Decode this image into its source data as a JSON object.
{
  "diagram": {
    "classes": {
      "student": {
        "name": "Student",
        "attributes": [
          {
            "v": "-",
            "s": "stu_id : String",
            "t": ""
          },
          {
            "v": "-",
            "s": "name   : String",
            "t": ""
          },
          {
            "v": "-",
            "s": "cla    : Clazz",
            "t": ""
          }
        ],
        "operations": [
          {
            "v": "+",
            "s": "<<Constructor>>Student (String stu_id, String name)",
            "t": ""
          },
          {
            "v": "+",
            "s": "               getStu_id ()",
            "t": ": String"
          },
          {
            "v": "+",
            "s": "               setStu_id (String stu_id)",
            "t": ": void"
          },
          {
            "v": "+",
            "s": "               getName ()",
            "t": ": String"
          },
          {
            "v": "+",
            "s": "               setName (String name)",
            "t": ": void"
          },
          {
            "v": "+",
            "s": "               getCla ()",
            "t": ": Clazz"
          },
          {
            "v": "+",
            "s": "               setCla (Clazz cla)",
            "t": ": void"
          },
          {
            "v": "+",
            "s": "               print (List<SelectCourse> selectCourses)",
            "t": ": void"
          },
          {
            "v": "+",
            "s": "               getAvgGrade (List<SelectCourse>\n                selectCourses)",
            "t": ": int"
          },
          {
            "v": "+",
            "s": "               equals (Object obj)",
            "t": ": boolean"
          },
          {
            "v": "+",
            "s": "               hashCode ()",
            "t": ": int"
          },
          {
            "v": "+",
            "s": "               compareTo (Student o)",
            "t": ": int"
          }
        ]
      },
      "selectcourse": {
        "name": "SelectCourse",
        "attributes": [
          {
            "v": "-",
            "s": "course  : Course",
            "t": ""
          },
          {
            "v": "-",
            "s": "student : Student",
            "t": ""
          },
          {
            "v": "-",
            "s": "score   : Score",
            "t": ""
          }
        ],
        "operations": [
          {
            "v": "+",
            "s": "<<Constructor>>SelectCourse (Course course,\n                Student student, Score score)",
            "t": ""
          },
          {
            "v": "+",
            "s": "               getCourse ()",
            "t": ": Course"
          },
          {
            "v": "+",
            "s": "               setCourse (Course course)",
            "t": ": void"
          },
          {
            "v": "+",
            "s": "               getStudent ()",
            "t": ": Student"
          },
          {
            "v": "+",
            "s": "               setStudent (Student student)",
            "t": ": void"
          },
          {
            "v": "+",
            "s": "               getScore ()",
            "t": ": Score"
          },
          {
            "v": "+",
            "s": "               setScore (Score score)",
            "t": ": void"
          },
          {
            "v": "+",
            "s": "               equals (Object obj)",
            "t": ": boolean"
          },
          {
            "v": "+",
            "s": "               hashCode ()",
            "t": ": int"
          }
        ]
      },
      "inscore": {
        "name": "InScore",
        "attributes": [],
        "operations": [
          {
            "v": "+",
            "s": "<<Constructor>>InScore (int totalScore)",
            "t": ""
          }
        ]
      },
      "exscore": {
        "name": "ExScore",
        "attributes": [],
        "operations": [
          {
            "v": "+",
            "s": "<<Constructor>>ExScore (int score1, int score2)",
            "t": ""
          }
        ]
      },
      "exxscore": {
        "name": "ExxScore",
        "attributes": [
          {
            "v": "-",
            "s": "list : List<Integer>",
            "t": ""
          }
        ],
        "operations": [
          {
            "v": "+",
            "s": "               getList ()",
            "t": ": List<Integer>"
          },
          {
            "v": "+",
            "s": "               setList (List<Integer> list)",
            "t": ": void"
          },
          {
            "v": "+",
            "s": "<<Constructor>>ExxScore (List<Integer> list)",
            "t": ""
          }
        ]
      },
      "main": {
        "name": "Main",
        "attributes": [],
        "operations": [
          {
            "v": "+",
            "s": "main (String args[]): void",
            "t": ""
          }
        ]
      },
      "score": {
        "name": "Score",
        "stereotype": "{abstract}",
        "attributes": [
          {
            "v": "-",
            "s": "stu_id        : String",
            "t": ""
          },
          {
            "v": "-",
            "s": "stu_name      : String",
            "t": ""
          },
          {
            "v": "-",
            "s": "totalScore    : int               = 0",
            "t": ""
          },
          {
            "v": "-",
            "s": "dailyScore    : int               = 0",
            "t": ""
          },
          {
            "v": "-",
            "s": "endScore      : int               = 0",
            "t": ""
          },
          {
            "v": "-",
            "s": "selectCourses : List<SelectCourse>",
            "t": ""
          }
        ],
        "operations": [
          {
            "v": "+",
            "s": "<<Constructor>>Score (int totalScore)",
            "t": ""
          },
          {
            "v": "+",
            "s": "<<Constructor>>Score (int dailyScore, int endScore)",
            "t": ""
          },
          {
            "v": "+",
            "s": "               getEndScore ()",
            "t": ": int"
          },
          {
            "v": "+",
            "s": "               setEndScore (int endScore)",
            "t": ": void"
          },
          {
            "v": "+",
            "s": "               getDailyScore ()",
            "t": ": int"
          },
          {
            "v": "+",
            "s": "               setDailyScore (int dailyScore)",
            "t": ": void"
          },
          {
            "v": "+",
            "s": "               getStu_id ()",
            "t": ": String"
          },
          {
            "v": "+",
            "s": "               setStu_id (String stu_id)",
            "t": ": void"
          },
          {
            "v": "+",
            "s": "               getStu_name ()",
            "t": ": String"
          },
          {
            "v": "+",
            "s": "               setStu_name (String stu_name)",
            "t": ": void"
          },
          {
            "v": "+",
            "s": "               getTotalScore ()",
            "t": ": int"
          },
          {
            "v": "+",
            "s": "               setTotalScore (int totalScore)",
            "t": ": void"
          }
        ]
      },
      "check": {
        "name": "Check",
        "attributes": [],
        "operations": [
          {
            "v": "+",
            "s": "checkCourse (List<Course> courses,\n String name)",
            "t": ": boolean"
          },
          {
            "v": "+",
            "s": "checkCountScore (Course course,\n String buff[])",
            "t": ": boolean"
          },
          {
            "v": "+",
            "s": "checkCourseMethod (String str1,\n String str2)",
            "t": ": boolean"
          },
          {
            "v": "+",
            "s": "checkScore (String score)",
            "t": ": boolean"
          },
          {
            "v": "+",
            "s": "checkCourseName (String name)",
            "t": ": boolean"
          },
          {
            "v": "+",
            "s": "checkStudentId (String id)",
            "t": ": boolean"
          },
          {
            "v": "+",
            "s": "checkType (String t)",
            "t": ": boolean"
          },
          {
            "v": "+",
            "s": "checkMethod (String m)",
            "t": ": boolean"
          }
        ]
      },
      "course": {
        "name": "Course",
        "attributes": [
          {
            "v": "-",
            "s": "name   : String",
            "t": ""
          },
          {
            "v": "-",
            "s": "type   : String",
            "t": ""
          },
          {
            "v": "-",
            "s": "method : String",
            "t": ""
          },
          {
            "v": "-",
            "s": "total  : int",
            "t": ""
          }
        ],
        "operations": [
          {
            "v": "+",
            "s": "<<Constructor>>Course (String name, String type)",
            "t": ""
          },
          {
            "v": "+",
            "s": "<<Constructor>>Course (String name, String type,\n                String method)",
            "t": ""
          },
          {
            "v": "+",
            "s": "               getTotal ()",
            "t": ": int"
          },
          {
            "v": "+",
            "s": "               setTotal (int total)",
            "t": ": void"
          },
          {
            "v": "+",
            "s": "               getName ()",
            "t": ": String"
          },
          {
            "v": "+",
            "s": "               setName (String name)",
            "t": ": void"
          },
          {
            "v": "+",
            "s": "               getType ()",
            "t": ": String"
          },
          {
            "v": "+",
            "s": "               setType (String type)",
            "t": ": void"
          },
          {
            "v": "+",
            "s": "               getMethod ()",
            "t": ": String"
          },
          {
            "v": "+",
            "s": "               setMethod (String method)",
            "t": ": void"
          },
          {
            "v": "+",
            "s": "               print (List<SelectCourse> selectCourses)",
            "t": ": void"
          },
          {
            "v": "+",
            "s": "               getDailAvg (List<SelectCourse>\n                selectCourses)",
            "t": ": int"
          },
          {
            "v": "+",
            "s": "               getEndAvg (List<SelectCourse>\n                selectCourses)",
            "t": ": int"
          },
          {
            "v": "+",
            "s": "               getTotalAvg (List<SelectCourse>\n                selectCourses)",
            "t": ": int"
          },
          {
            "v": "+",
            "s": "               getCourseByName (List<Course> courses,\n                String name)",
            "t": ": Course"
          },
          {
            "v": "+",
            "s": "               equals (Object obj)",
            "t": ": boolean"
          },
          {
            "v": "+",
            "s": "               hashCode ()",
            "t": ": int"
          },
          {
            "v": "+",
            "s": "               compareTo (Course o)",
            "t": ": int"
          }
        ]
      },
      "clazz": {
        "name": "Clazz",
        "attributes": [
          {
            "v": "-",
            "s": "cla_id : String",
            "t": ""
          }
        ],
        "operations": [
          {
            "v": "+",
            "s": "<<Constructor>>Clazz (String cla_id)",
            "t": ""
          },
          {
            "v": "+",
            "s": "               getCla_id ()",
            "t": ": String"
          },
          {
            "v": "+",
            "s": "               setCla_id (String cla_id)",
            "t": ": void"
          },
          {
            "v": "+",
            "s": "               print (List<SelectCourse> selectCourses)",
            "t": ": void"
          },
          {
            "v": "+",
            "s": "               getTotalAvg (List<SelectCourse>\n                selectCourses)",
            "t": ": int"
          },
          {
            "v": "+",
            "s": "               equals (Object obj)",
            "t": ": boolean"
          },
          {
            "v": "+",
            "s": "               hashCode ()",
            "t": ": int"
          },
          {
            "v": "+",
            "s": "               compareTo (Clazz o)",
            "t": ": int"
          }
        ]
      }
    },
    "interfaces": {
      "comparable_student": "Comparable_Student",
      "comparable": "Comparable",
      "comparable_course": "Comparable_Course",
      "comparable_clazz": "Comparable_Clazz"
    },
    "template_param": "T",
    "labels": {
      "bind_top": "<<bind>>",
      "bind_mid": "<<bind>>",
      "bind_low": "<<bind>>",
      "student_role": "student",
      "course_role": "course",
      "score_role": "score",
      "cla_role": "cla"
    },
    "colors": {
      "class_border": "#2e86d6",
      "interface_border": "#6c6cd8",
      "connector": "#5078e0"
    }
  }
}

=-=-=-=-=

From the records above, how many lines include the word "Integer"? Only the number is wanted.

Reply to the task: 4